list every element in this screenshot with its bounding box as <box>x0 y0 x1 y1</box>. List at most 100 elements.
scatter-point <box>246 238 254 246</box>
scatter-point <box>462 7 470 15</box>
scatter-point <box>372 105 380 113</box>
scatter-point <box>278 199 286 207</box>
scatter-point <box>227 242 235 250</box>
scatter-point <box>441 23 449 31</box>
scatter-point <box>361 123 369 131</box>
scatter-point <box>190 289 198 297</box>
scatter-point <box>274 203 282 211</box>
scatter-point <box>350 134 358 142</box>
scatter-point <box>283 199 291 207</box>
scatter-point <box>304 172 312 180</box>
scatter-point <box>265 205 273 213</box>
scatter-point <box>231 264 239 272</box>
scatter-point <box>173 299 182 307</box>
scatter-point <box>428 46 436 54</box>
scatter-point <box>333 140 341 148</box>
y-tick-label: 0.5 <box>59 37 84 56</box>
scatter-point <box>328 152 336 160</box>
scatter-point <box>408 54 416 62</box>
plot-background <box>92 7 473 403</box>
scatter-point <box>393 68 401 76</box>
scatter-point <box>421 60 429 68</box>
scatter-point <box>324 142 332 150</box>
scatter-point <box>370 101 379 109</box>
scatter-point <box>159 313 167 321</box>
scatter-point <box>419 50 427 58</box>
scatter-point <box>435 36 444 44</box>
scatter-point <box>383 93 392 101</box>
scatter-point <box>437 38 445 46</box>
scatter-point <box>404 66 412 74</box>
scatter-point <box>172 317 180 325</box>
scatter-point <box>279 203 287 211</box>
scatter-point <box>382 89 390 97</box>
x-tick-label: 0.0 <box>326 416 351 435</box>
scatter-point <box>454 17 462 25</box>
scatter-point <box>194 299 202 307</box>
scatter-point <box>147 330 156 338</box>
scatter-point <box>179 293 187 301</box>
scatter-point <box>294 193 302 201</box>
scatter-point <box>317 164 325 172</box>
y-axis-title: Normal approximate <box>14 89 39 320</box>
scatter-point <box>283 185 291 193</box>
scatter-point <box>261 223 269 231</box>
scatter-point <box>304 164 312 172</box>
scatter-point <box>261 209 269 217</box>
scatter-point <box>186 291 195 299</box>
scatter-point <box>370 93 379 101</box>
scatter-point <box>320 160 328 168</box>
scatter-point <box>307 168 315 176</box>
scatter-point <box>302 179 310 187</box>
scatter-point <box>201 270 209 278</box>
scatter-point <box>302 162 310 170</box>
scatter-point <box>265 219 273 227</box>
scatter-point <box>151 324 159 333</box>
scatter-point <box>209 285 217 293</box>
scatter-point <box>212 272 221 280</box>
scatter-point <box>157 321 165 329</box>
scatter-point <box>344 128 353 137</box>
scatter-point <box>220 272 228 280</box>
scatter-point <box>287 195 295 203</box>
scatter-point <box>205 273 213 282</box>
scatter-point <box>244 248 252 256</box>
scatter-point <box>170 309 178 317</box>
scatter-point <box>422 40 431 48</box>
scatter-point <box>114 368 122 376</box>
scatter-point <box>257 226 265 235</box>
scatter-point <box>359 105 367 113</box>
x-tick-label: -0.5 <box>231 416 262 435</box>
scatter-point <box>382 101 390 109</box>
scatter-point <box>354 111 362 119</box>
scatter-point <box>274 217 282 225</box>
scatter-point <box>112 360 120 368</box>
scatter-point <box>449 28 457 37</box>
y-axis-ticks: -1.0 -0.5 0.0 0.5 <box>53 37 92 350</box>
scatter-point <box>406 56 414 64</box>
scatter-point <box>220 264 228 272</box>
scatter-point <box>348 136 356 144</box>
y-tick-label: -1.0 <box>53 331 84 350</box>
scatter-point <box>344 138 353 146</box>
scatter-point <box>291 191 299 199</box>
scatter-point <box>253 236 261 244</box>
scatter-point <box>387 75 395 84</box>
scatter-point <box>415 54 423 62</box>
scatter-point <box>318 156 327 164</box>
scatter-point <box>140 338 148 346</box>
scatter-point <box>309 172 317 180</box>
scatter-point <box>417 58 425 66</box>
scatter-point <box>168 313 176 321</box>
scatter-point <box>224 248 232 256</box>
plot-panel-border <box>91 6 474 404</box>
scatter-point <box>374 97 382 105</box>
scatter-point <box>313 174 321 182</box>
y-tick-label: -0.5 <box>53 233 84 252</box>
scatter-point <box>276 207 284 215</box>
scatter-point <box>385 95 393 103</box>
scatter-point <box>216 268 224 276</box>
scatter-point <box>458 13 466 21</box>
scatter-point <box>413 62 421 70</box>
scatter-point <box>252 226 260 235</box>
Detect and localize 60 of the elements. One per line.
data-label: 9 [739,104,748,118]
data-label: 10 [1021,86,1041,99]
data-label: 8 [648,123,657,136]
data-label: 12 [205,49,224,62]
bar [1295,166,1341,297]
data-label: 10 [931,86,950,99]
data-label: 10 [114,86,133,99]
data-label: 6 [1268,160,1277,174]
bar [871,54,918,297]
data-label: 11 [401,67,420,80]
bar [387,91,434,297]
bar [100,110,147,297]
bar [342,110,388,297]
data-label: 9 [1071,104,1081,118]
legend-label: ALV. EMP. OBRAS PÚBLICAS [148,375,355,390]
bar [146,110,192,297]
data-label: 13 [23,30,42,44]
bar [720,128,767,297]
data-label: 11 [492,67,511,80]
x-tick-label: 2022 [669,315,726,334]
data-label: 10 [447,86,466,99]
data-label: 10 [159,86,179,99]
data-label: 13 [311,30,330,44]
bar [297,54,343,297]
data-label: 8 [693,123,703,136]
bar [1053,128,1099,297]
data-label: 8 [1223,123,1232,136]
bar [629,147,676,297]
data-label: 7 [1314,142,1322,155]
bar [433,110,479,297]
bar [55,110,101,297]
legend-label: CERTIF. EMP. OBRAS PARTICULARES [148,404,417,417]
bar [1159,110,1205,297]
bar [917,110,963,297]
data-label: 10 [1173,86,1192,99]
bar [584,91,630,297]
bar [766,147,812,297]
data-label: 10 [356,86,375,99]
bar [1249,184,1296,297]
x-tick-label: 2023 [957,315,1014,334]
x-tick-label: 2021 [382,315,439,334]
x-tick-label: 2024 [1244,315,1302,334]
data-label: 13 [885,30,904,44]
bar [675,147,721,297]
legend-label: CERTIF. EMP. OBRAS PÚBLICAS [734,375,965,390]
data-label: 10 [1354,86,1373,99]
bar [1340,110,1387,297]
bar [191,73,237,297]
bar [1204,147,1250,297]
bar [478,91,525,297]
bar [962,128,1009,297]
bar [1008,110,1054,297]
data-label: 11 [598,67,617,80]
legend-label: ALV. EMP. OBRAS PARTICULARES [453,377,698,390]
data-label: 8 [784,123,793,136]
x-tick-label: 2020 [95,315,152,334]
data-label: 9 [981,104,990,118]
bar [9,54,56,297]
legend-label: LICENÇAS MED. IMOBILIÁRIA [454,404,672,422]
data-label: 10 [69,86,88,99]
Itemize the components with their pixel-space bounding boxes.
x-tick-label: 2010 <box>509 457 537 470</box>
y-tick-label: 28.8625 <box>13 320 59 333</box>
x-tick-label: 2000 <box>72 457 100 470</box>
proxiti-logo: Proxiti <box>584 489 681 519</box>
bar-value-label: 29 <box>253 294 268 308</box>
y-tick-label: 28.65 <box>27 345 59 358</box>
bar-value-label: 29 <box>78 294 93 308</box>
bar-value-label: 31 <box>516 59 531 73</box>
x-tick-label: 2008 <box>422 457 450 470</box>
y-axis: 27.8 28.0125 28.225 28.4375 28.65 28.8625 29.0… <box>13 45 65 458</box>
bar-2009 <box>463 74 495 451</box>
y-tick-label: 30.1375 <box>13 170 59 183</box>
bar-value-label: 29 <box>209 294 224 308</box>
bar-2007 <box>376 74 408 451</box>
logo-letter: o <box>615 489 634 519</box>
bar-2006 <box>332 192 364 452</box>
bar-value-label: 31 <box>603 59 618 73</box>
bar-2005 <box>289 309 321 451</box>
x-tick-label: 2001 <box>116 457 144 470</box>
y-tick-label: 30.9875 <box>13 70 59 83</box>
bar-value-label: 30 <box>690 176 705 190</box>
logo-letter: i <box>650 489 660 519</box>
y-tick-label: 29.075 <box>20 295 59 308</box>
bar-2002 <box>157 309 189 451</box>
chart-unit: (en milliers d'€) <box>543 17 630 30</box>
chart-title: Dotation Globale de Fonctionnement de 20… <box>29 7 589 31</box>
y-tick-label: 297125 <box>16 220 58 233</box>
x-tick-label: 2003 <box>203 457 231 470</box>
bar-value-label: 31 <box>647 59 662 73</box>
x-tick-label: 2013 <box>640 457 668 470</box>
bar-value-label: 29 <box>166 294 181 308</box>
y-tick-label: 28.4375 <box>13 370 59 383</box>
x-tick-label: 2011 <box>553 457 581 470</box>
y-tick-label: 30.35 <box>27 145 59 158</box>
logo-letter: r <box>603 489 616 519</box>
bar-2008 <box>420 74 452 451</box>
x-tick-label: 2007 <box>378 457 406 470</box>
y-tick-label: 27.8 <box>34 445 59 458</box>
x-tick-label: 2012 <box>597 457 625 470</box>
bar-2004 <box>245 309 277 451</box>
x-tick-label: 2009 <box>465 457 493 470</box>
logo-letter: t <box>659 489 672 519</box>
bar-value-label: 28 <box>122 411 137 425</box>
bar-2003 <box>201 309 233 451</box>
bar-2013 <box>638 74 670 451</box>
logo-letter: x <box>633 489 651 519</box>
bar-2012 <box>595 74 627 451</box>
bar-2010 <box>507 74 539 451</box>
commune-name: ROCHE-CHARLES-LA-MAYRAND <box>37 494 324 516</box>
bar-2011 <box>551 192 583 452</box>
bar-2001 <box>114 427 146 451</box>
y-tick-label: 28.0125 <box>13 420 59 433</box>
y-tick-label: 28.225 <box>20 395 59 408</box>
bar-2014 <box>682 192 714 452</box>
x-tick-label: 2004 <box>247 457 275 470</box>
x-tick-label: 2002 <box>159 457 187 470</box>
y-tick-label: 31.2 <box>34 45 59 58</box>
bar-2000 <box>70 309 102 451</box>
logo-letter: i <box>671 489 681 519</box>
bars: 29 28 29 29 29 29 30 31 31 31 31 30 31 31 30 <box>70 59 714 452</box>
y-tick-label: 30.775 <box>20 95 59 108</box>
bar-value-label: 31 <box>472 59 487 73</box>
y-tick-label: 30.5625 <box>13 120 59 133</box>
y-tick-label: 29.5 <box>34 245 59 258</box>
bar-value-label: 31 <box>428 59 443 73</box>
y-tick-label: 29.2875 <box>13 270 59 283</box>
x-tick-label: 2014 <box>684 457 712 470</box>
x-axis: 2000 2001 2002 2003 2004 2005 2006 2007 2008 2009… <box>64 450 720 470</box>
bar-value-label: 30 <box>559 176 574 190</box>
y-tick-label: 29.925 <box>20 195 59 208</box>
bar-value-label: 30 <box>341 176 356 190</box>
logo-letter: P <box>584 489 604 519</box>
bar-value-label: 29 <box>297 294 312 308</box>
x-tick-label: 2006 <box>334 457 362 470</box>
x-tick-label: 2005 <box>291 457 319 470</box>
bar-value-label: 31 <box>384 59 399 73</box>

━━━

List each line in the rows above that contains the string "CERTIF".

legend-label: CERTIF. EMP. OBRAS PARTICULARES [148,404,417,417]
legend-label: CERTIF. EMP. OBRAS PÚBLICAS [734,375,965,390]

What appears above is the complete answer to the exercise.